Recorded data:
|---|

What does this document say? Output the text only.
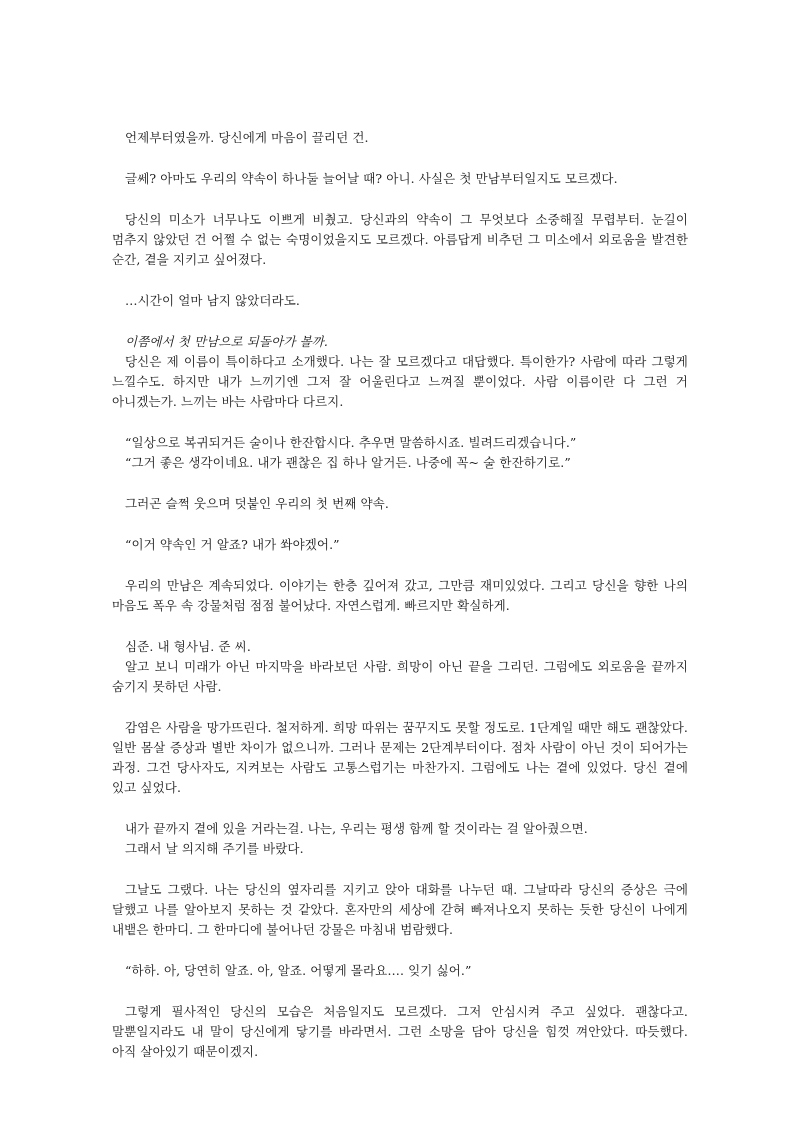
언제부터였을까. 당신에게 마음이 끌리던 건.

글쎄? 아마도 우리의 약속이 하나둘 늘어날 때? 아니. 사실은 첫 만남부터일지도 모르겠다.

당신의 미소가 너무나도 이쁘게 비췄고. 당신과의 약속이 그 무엇보다 소중해질 무렵부터. 눈길이 멈추지 않았던 건 어쩔 수 없는 숙명이었을지도 모르겠다. 아름답게 비추던 그 미소에서 외로움을 발견한 순간, 곁을 지키고 싶어졌다.

…시간이 얼마 남지 않았더라도.

이쯤에서 첫 만남으로 되돌아가 볼까.

당신은 제 이름이 특이하다고 소개했다. 나는 잘 모르겠다고 대답했다. 특이한가? 사람에 따라 그렇게 느낄수도. 하지만 내가 느끼기엔 그저 잘 어울린다고 느껴질 뿐이었다. 사람 이름이란 다 그런 거 아니겠는가. 느끼는 바는 사람마다 다르지.

“일상으로 복귀되거든 술이나 한잔합시다. 추우면 말씀하시죠. 빌려드리겠습니다.”

“그거 좋은 생각이네요. 내가 괜찮은 집 하나 알거든. 나중에 꼭~ 술 한잔하기로.”

그러곤 슬쩍 웃으며 덧붙인 우리의 첫 번째 약속.

“이거 약속인 거 알죠? 내가 쏴야겠어.”

우리의 만남은 계속되었다. 이야기는 한층 깊어져 갔고, 그만큼 재미있었다. 그리고 당신을 향한 나의 마음도 폭우 속 강물처럼 점점 불어났다. 자연스럽게. 빠르지만 확실하게.

심준. 내 형사님. 준 씨.

알고 보니 미래가 아닌 마지막을 바라보던 사람. 희망이 아닌 끝을 그리던. 그럼에도 외로움을 끝까지 숨기지 못하던 사람.

감염은 사람을 망가뜨린다. 철저하게. 희망 따위는 꿈꾸지도 못할 정도로. 1단계일 때만 해도 괜찮았다. 일반 몸살 증상과 별반 차이가 없으니까. 그러나 문제는 2단계부터이다. 점차 사람이 아닌 것이 되어가는 과정. 그건 당사자도, 지켜보는 사람도 고통스럽기는 마찬가지. 그럼에도 나는 곁에 있었다. 당신 곁에 있고 싶었다.

내가 끝까지 곁에 있을 거라는걸. 나는, 우리는 평생 함께 할 것이라는 걸 알아줬으면.

그래서 날 의지해 주기를 바랐다.

그날도 그랬다. 나는 당신의 옆자리를 지키고 앉아 대화를 나누던 때. 그날따라 당신의 증상은 극에 달했고 나를 알아보지 못하는 것 같았다. 혼자만의 세상에 갇혀 빠져나오지 못하는 듯한 당신이 나에게 내뱉은 한마디. 그 한마디에 불어나던 강물은 마침내 범람했다.

“하하. 아, 당연히 알죠. 아, 알죠. 어떻게 몰라요…. 잊기 싫어.”

그렇게 필사적인 당신의 모습은 처음일지도 모르겠다. 그저 안심시켜 주고 싶었다. 괜찮다고. 말뿐일지라도 내 말이 당신에게 닿기를 바라면서. 그런 소망을 담아 당신을 힘껏 껴안았다. 따듯했다. 아직 살아있기 때문이겠지.
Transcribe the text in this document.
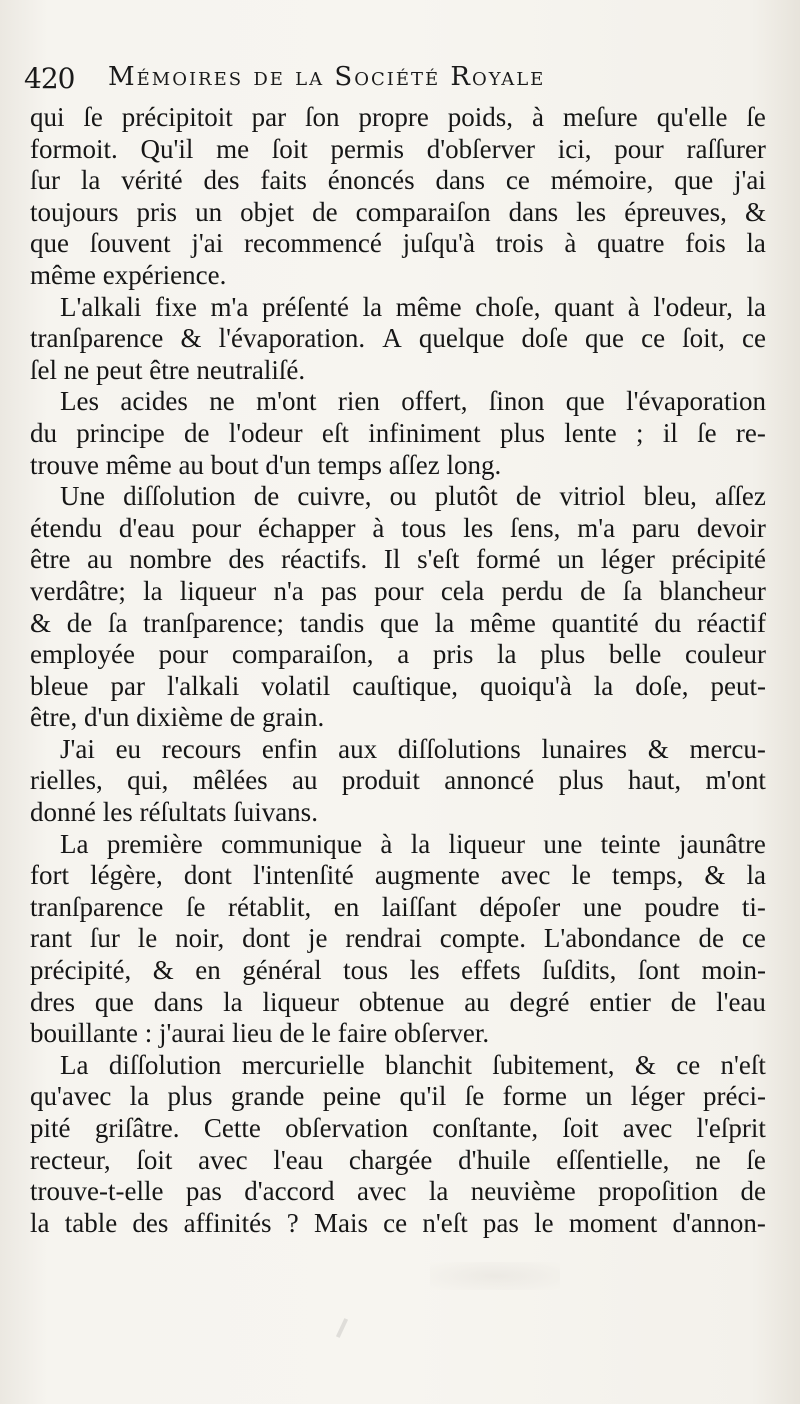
420 Mémoires de la Société Royale
qui ſe précipitoit par ſon propre poids, à meſure qu'elle ſe
formoit. Qu'il me ſoit permis d'obſerver ici, pour raſſurer
ſur la vérité des faits énoncés dans ce mémoire, que j'ai
toujours pris un objet de comparaiſon dans les épreuves, &
que ſouvent j'ai recommencé juſqu'à trois à quatre fois la
même expérience.
L'alkali fixe m'a préſenté la même choſe, quant à l'odeur, la
tranſparence & l'évaporation. A quelque doſe que ce ſoit, ce
ſel ne peut être neutraliſé.
Les acides ne m'ont rien offert, ſinon que l'évaporation
du principe de l'odeur eſt infiniment plus lente ; il ſe re-
trouve même au bout d'un temps aſſez long.
Une diſſolution de cuivre, ou plutôt de vitriol bleu, aſſez
étendu d'eau pour échapper à tous les ſens, m'a paru devoir
être au nombre des réactifs. Il s'eſt formé un léger précipité
verdâtre; la liqueur n'a pas pour cela perdu de ſa blancheur
& de ſa tranſparence; tandis que la même quantité du réactif
employée pour comparaiſon, a pris la plus belle couleur
bleue par l'alkali volatil cauſtique, quoiqu'à la doſe, peut-
être, d'un dixième de grain.
J'ai eu recours enfin aux diſſolutions lunaires & mercu-
rielles, qui, mêlées au produit annoncé plus haut, m'ont
donné les réſultats ſuivans.
La première communique à la liqueur une teinte jaunâtre
fort légère, dont l'intenſité augmente avec le temps, & la
tranſparence ſe rétablit, en laiſſant dépoſer une poudre ti-
rant ſur le noir, dont je rendrai compte. L'abondance de ce
précipité, & en général tous les effets ſuſdits, ſont moin-
dres que dans la liqueur obtenue au degré entier de l'eau
bouillante : j'aurai lieu de le faire obſerver.
La diſſolution mercurielle blanchit ſubitement, & ce n'eſt
qu'avec la plus grande peine qu'il ſe forme un léger préci-
pité griſâtre. Cette obſervation conſtante, ſoit avec l'eſprit
recteur, ſoit avec l'eau chargée d'huile eſſentielle, ne ſe
trouve-t-elle pas d'accord avec la neuvième propoſition de
la table des affinités ? Mais ce n'eſt pas le moment d'annon-
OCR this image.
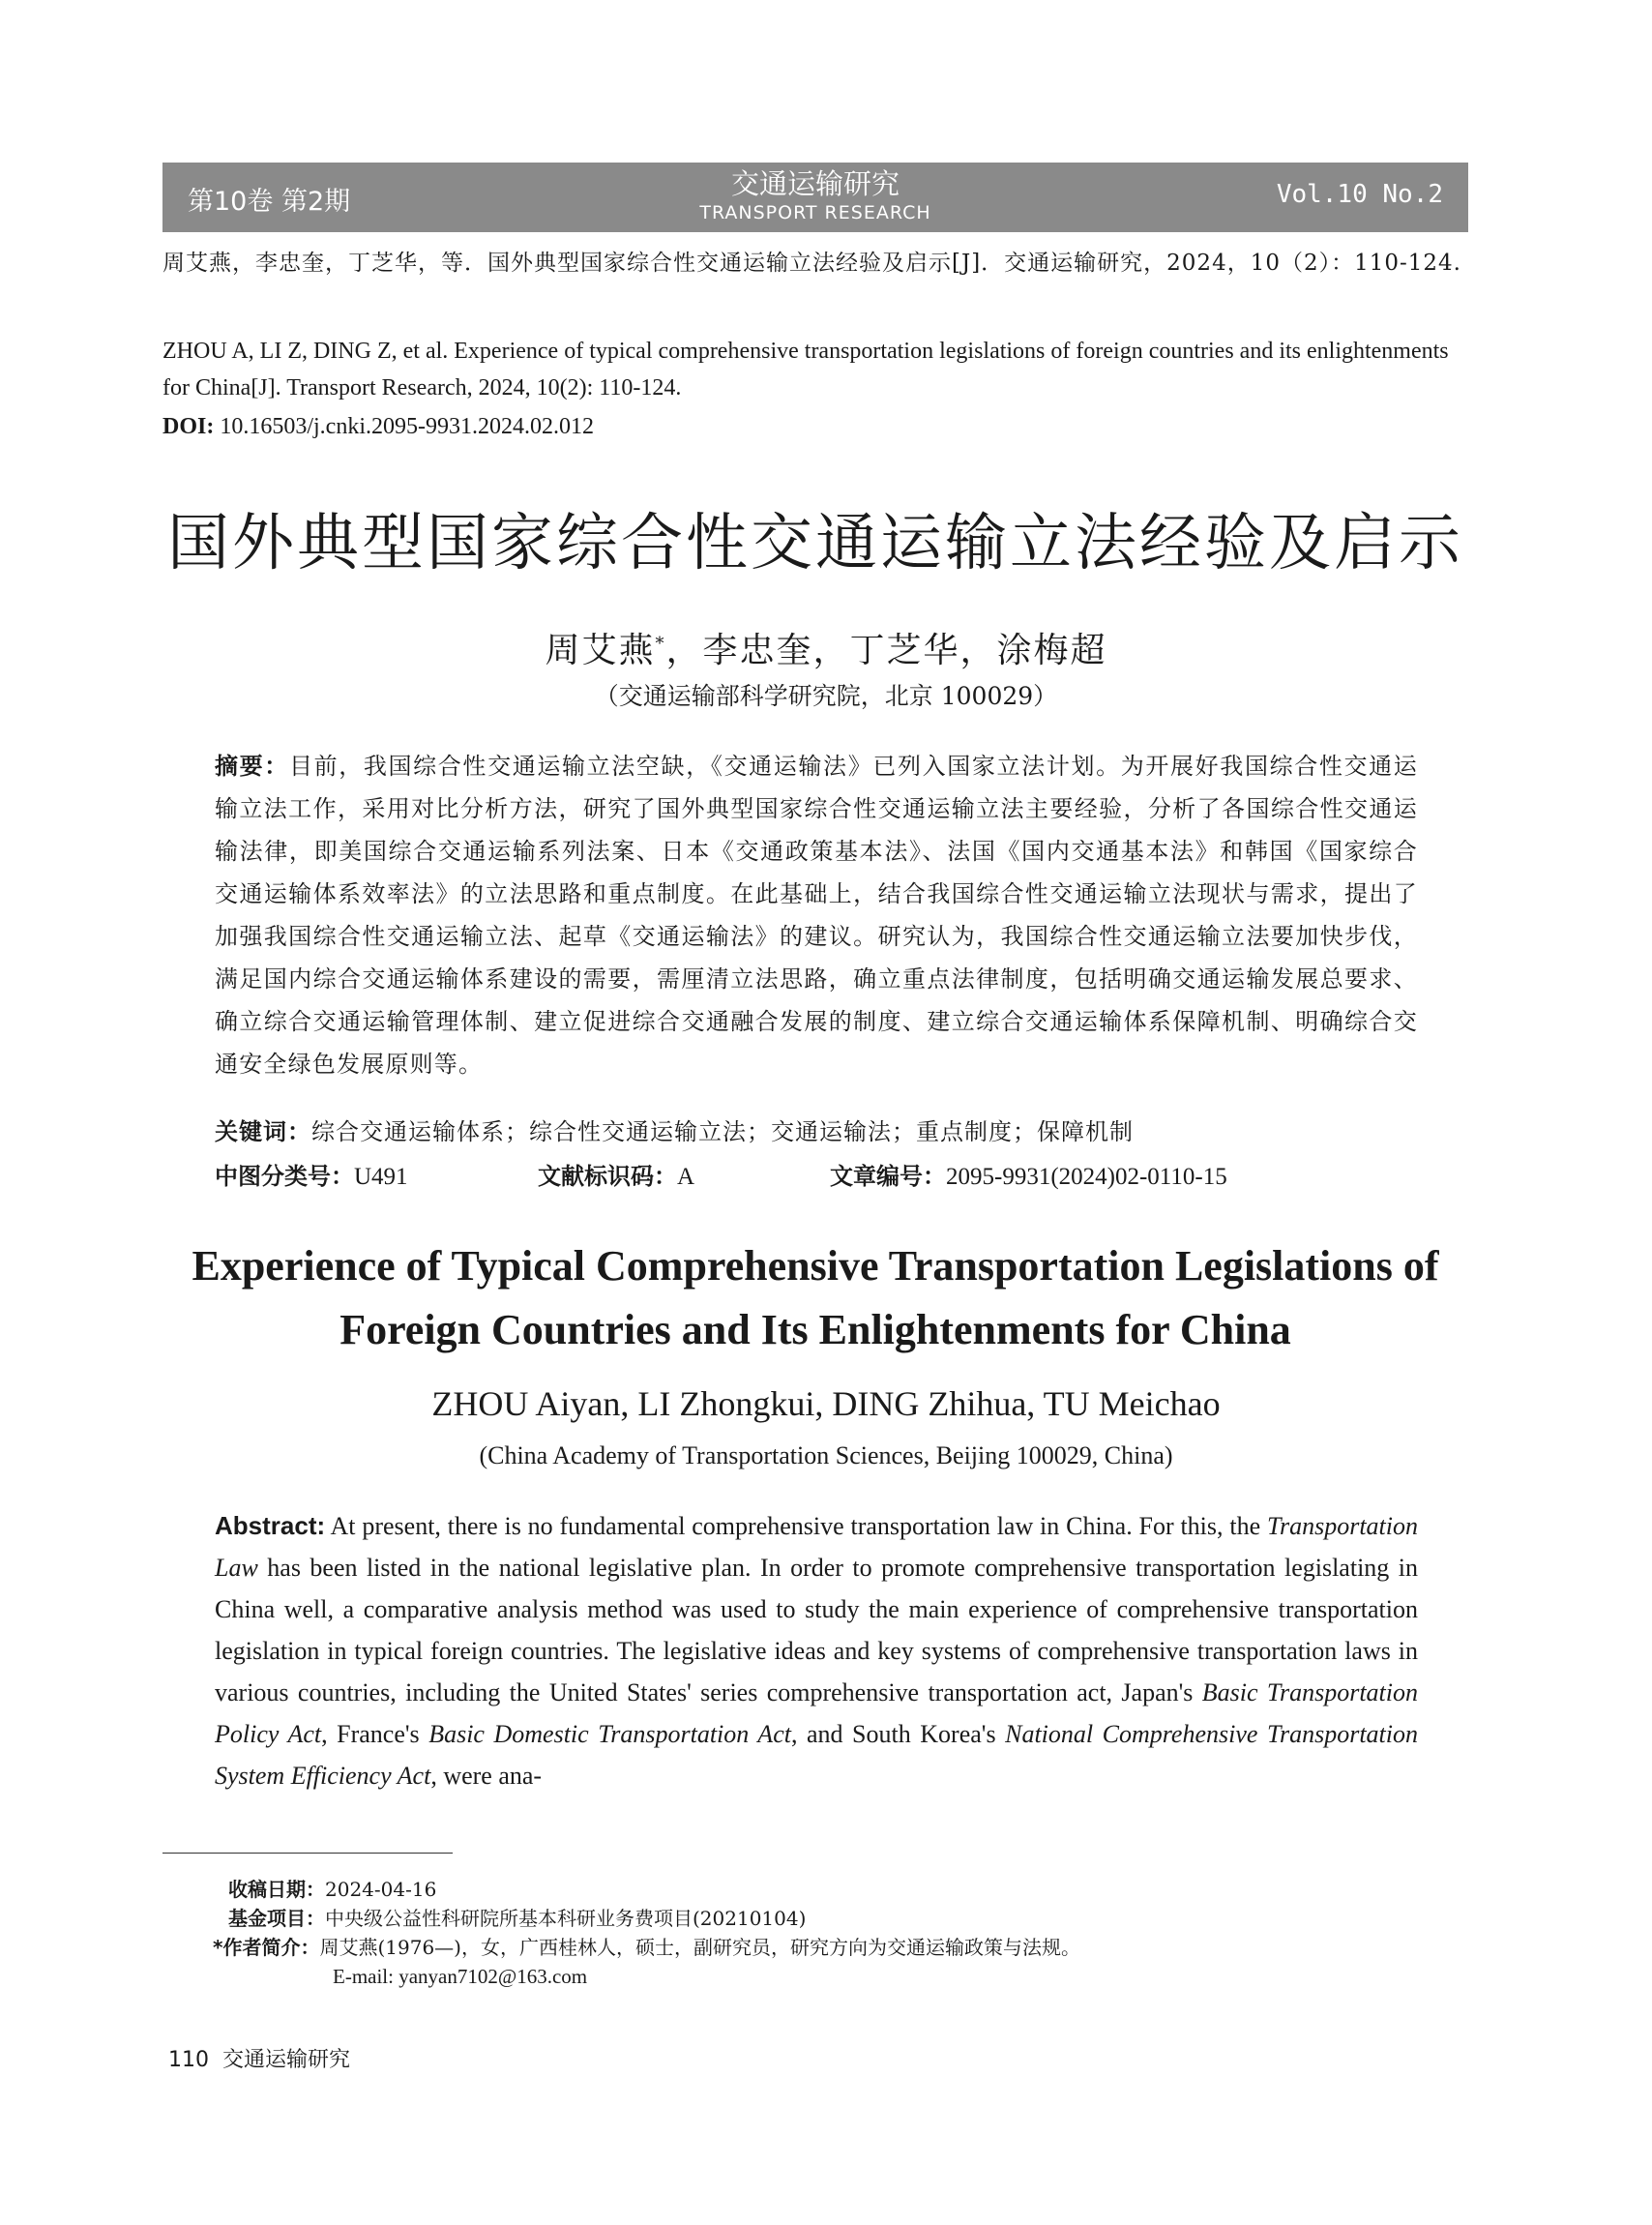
第10卷 第2期
交通运输研究
TRANSPORT RESEARCH
Vol.10 No.2
周艾燕，李忠奎，丁芝华，等．国外典型国家综合性交通运输立法经验及启示[J]．交通运输研究，2024，10（2）：110-124.
ZHOU A, LI Z, DING Z, et al. Experience of typical comprehensive transportation legislations of foreign countries and its enlightenments for China[J]. Transport Research, 2024, 10(2): 110-124.
DOI: 10.16503/j.cnki.2095-9931.2024.02.012
国外典型国家综合性交通运输立法经验及启示
周艾燕*，李忠奎，丁芝华，涂梅超
（交通运输部科学研究院，北京 100029）
摘要：目前，我国综合性交通运输立法空缺，《交通运输法》已列入国家立法计划。为开展好我国综合性交通运输立法工作，采用对比分析方法，研究了国外典型国家综合性交通运输立法主要经验，分析了各国综合性交通运输法律，即美国综合交通运输系列法案、日本《交通政策基本法》、法国《国内交通基本法》和韩国《国家综合交通运输体系效率法》的立法思路和重点制度。在此基础上，结合我国综合性交通运输立法现状与需求，提出了加强我国综合性交通运输立法、起草《交通运输法》的建议。研究认为，我国综合性交通运输立法要加快步伐，满足国内综合交通运输体系建设的需要，需厘清立法思路，确立重点法律制度，包括明确交通运输发展总要求、确立综合交通运输管理体制、建立促进综合交通融合发展的制度、建立综合交通运输体系保障机制、明确综合交通安全绿色发展原则等。
关键词：综合交通运输体系；综合性交通运输立法；交通运输法；重点制度；保障机制
中图分类号：U491	文献标识码：A	文章编号：2095-9931(2024)02-0110-15
Experience of Typical Comprehensive Transportation Legislations of
Foreign Countries and Its Enlightenments for China
ZHOU Aiyan, LI Zhongkui, DING Zhihua, TU Meichao
(China Academy of Transportation Sciences, Beijing 100029, China)
Abstract: At present, there is no fundamental comprehensive transportation law in China. For this, the Transportation Law has been listed in the national legislative plan. In order to promote comprehensive transportation legislating in China well, a comparative analysis method was used to study the main experience of comprehensive transportation legislation in typical foreign countries. The legislative ideas and key systems of comprehensive transportation laws in various countries, including the United States' series comprehensive transportation act, Japan's Basic Transportation Policy Act, France's Basic Domestic Transportation Act, and South Korea's National Comprehensive Transportation System Efficiency Act, were ana-
收稿日期：2024-04-16
基金项目：中央级公益性科研院所基本科研业务费项目(20210104)
*作者简介：周艾燕(1976—)，女，广西桂林人，硕士，副研究员，研究方向为交通运输政策与法规。
E-mail: yanyan7102@163.com
110 交通运输研究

|---|

EXERCISE OBJECTIVE: Go through the records and pull out each line that includes the word "tranſparence".

WRITTEN RESPONSE:
tranſparence & l'évaporation. A quelque doſe que ce ſoit, ce
& de ſa tranſparence; tandis que la même quantité du réactif
tranſparence ſe rétablit, en laiſſant dépoſer une poudre ti-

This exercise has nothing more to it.